▶ **Short problem**
What is the number of lines in the entries below that include the word "Sales"? Provide the number only.

▶ **Material provided**
————————
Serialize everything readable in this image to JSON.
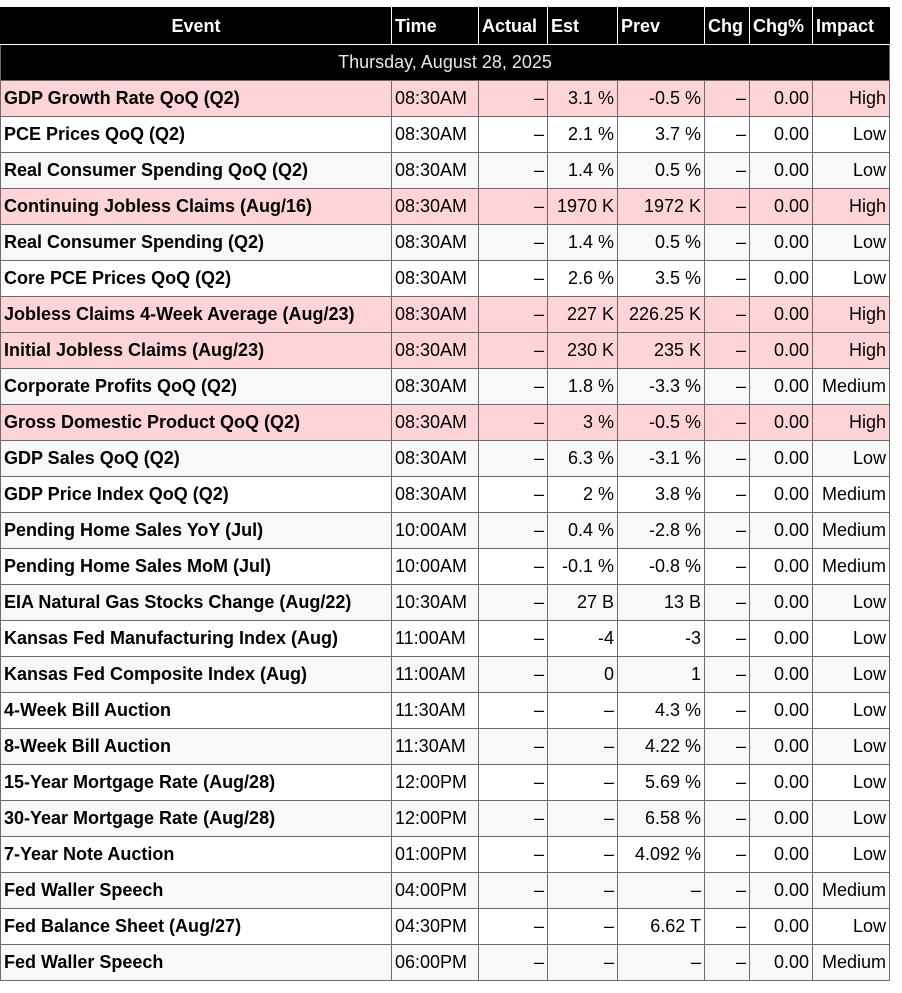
{
  "table": {
    "headers": {
      "event": "Event",
      "time": "Time",
      "actual": "Actual",
      "est": "Est",
      "prev": "Prev",
      "chg": "Chg",
      "chg_pct": "Chg%",
      "impact": "Impact"
    },
    "date": "Thursday, August 28, 2025",
    "rows": [
      {
        "event": "GDP Growth Rate QoQ (Q2)",
        "time": "08:30AM",
        "actual": "–",
        "est": "3.1 %",
        "prev": "-0.5 %",
        "chg": "–",
        "chg_pct": "0.00",
        "impact": "High"
      },
      {
        "event": "PCE Prices QoQ (Q2)",
        "time": "08:30AM",
        "actual": "–",
        "est": "2.1 %",
        "prev": "3.7 %",
        "chg": "–",
        "chg_pct": "0.00",
        "impact": "Low"
      },
      {
        "event": "Real Consumer Spending QoQ (Q2)",
        "time": "08:30AM",
        "actual": "–",
        "est": "1.4 %",
        "prev": "0.5 %",
        "chg": "–",
        "chg_pct": "0.00",
        "impact": "Low"
      },
      {
        "event": "Continuing Jobless Claims (Aug/16)",
        "time": "08:30AM",
        "actual": "–",
        "est": "1970 K",
        "prev": "1972 K",
        "chg": "–",
        "chg_pct": "0.00",
        "impact": "High"
      },
      {
        "event": "Real Consumer Spending (Q2)",
        "time": "08:30AM",
        "actual": "–",
        "est": "1.4 %",
        "prev": "0.5 %",
        "chg": "–",
        "chg_pct": "0.00",
        "impact": "Low"
      },
      {
        "event": "Core PCE Prices QoQ (Q2)",
        "time": "08:30AM",
        "actual": "–",
        "est": "2.6 %",
        "prev": "3.5 %",
        "chg": "–",
        "chg_pct": "0.00",
        "impact": "Low"
      },
      {
        "event": "Jobless Claims 4-Week Average (Aug/23)",
        "time": "08:30AM",
        "actual": "–",
        "est": "227 K",
        "prev": "226.25 K",
        "chg": "–",
        "chg_pct": "0.00",
        "impact": "High"
      },
      {
        "event": "Initial Jobless Claims (Aug/23)",
        "time": "08:30AM",
        "actual": "–",
        "est": "230 K",
        "prev": "235 K",
        "chg": "–",
        "chg_pct": "0.00",
        "impact": "High"
      },
      {
        "event": "Corporate Profits QoQ (Q2)",
        "time": "08:30AM",
        "actual": "–",
        "est": "1.8 %",
        "prev": "-3.3 %",
        "chg": "–",
        "chg_pct": "0.00",
        "impact": "Medium"
      },
      {
        "event": "Gross Domestic Product QoQ (Q2)",
        "time": "08:30AM",
        "actual": "–",
        "est": "3 %",
        "prev": "-0.5 %",
        "chg": "–",
        "chg_pct": "0.00",
        "impact": "High"
      },
      {
        "event": "GDP Sales QoQ (Q2)",
        "time": "08:30AM",
        "actual": "–",
        "est": "6.3 %",
        "prev": "-3.1 %",
        "chg": "–",
        "chg_pct": "0.00",
        "impact": "Low"
      },
      {
        "event": "GDP Price Index QoQ (Q2)",
        "time": "08:30AM",
        "actual": "–",
        "est": "2 %",
        "prev": "3.8 %",
        "chg": "–",
        "chg_pct": "0.00",
        "impact": "Medium"
      },
      {
        "event": "Pending Home Sales YoY (Jul)",
        "time": "10:00AM",
        "actual": "–",
        "est": "0.4 %",
        "prev": "-2.8 %",
        "chg": "–",
        "chg_pct": "0.00",
        "impact": "Medium"
      },
      {
        "event": "Pending Home Sales MoM (Jul)",
        "time": "10:00AM",
        "actual": "–",
        "est": "-0.1 %",
        "prev": "-0.8 %",
        "chg": "–",
        "chg_pct": "0.00",
        "impact": "Medium"
      },
      {
        "event": "EIA Natural Gas Stocks Change (Aug/22)",
        "time": "10:30AM",
        "actual": "–",
        "est": "27 B",
        "prev": "13 B",
        "chg": "–",
        "chg_pct": "0.00",
        "impact": "Low"
      },
      {
        "event": "Kansas Fed Manufacturing Index (Aug)",
        "time": "11:00AM",
        "actual": "–",
        "est": "-4",
        "prev": "-3",
        "chg": "–",
        "chg_pct": "0.00",
        "impact": "Low"
      },
      {
        "event": "Kansas Fed Composite Index (Aug)",
        "time": "11:00AM",
        "actual": "–",
        "est": "0",
        "prev": "1",
        "chg": "–",
        "chg_pct": "0.00",
        "impact": "Low"
      },
      {
        "event": "4-Week Bill Auction",
        "time": "11:30AM",
        "actual": "–",
        "est": "–",
        "prev": "4.3 %",
        "chg": "–",
        "chg_pct": "0.00",
        "impact": "Low"
      },
      {
        "event": "8-Week Bill Auction",
        "time": "11:30AM",
        "actual": "–",
        "est": "–",
        "prev": "4.22 %",
        "chg": "–",
        "chg_pct": "0.00",
        "impact": "Low"
      },
      {
        "event": "15-Year Mortgage Rate (Aug/28)",
        "time": "12:00PM",
        "actual": "–",
        "est": "–",
        "prev": "5.69 %",
        "chg": "–",
        "chg_pct": "0.00",
        "impact": "Low"
      },
      {
        "event": "30-Year Mortgage Rate (Aug/28)",
        "time": "12:00PM",
        "actual": "–",
        "est": "–",
        "prev": "6.58 %",
        "chg": "–",
        "chg_pct": "0.00",
        "impact": "Low"
      },
      {
        "event": "7-Year Note Auction",
        "time": "01:00PM",
        "actual": "–",
        "est": "–",
        "prev": "4.092 %",
        "chg": "–",
        "chg_pct": "0.00",
        "impact": "Low"
      },
      {
        "event": "Fed Waller Speech",
        "time": "04:00PM",
        "actual": "–",
        "est": "–",
        "prev": "–",
        "chg": "–",
        "chg_pct": "0.00",
        "impact": "Medium"
      },
      {
        "event": "Fed Balance Sheet (Aug/27)",
        "time": "04:30PM",
        "actual": "–",
        "est": "–",
        "prev": "6.62 T",
        "chg": "–",
        "chg_pct": "0.00",
        "impact": "Low"
      },
      {
        "event": "Fed Waller Speech",
        "time": "06:00PM",
        "actual": "–",
        "est": "–",
        "prev": "–",
        "chg": "–",
        "chg_pct": "0.00",
        "impact": "Medium"
      }
    ]
  },
  "colors": {
    "header_bg": "#000000",
    "header_text": "#ffffff",
    "high_impact_row": "#ffd4d8",
    "alt_row": "#f8f8f8"
  }
}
————————
▶ **Solution below**
3